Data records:
◆ ◆ ◆ ◆ ◆
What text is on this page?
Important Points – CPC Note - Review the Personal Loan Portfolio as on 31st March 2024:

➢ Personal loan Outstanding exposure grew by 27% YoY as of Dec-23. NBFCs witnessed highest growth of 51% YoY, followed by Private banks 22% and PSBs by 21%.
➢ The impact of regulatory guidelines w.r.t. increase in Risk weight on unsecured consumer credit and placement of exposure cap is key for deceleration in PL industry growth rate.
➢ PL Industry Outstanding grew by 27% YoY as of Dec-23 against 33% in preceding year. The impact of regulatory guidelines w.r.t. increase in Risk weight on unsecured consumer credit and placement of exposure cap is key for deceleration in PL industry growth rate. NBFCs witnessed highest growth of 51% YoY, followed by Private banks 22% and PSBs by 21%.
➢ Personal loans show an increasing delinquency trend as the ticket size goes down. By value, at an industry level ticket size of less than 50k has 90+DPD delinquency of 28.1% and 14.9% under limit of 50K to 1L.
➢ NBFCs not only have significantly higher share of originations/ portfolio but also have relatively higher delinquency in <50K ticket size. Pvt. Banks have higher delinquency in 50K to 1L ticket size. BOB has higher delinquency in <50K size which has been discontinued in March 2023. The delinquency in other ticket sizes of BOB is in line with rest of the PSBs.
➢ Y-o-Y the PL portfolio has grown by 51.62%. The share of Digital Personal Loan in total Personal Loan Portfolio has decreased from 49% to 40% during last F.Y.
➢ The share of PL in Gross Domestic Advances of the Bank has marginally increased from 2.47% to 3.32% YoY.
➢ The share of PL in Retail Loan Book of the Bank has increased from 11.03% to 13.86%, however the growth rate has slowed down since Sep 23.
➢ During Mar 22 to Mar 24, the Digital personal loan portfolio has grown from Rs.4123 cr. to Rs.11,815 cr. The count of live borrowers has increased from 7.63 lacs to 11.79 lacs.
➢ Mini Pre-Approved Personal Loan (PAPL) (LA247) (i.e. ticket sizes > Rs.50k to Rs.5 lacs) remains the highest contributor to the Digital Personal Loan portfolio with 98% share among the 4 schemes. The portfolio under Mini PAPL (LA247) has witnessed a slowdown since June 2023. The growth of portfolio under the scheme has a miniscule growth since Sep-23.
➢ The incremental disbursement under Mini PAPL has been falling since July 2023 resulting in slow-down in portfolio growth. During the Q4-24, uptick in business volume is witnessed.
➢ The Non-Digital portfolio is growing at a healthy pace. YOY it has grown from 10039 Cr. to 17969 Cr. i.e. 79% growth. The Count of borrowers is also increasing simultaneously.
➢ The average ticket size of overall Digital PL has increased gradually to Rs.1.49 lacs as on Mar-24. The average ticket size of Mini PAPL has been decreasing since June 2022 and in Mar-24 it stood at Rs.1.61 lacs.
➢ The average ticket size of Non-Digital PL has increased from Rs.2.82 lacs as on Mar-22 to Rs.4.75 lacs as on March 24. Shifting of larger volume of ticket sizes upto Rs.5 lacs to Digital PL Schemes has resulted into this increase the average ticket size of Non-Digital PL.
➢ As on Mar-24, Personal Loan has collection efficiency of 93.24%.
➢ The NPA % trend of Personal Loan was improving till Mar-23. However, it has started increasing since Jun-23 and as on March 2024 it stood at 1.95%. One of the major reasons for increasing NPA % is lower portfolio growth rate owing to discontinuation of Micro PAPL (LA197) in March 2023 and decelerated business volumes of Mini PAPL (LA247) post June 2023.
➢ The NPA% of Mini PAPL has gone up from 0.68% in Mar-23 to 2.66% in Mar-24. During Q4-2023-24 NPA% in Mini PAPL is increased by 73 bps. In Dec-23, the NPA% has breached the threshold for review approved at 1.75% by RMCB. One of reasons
◆ ◆ ◆ ◆ ◆
[What to produce]
Your task is to extract all of the records exactly.

[Written solution]
What text is on this page?
Important Points – CPC Note - Review the Personal Loan Portfolio as on 31st March 2024:

➢ Personal loan Outstanding exposure grew by 27% YoY as of Dec-23. NBFCs witnessed highest growth of 51% YoY, followed by Private banks 22% and PSBs by 21%.
➢ The impact of regulatory guidelines w.r.t. increase in Risk weight on unsecured consumer credit and placement of exposure cap is key for deceleration in PL industry growth rate.
➢ PL Industry Outstanding grew by 27% YoY as of Dec-23 against 33% in preceding year. The impact of regulatory guidelines w.r.t. increase in Risk weight on unsecured consumer credit and placement of exposure cap is key for deceleration in PL industry growth rate. NBFCs witnessed highest growth of 51% YoY, followed by Private banks 22% and PSBs by 21%.
➢ Personal loans show an increasing delinquency trend as the ticket size goes down. By value, at an industry level ticket size of less than 50k has 90+DPD delinquency of 28.1% and 14.9% under limit of 50K to 1L.
➢ NBFCs not only have significantly higher share of originations/ portfolio but also have relatively higher delinquency in <50K ticket size. Pvt. Banks have higher delinquency in 50K to 1L ticket size. BOB has higher delinquency in <50K size which has been discontinued in March 2023. The delinquency in other ticket sizes of BOB is in line with rest of the PSBs.
➢ Y-o-Y the PL portfolio has grown by 51.62%. The share of Digital Personal Loan in total Personal Loan Portfolio has decreased from 49% to 40% during last F.Y.
➢ The share of PL in Gross Domestic Advances of the Bank has marginally increased from 2.47% to 3.32% YoY.
➢ The share of PL in Retail Loan Book of the Bank has increased from 11.03% to 13.86%, however the growth rate has slowed down since Sep 23.
➢ During Mar 22 to Mar 24, the Digital personal loan portfolio has grown from Rs.4123 cr. to Rs.11,815 cr. The count of live borrowers has increased from 7.63 lacs to 11.79 lacs.
➢ Mini Pre-Approved Personal Loan (PAPL) (LA247) (i.e. ticket sizes > Rs.50k to Rs.5 lacs) remains the highest contributor to the Digital Personal Loan portfolio with 98% share among the 4 schemes. The portfolio under Mini PAPL (LA247) has witnessed a slowdown since June 2023. The growth of portfolio under the scheme has a miniscule growth since Sep-23.
➢ The incremental disbursement under Mini PAPL has been falling since July 2023 resulting in slow-down in portfolio growth. During the Q4-24, uptick in business volume is witnessed.
➢ The Non-Digital portfolio is growing at a healthy pace. YOY it has grown from 10039 Cr. to 17969 Cr. i.e. 79% growth. The Count of borrowers is also increasing simultaneously.
➢ The average ticket size of overall Digital PL has increased gradually to Rs.1.49 lacs as on Mar-24. The average ticket size of Mini PAPL has been decreasing since June 2022 and in Mar-24 it stood at Rs.1.61 lacs.
➢ The average ticket size of Non-Digital PL has increased from Rs.2.82 lacs as on Mar-22 to Rs.4.75 lacs as on March 24. Shifting of larger volume of ticket sizes upto Rs.5 lacs to Digital PL Schemes has resulted into this increase the average ticket size of Non-Digital PL.
➢ As on Mar-24, Personal Loan has collection efficiency of 93.24%.
➢ The NPA % trend of Personal Loan was improving till Mar-23. However, it has started increasing since Jun-23 and as on March 2024 it stood at 1.95%. One of the major reasons for increasing NPA % is lower portfolio growth rate owing to discontinuation of Micro PAPL (LA197) in March 2023 and decelerated business volumes of Mini PAPL (LA247) post June 2023.
➢ The NPA% of Mini PAPL has gone up from 0.68% in Mar-23 to 2.66% in Mar-24. During Q4-2023-24 NPA% in Mini PAPL is increased by 73 bps. In Dec-23, the NPA% has breached the threshold for review approved at 1.75% by RMCB. One of reasons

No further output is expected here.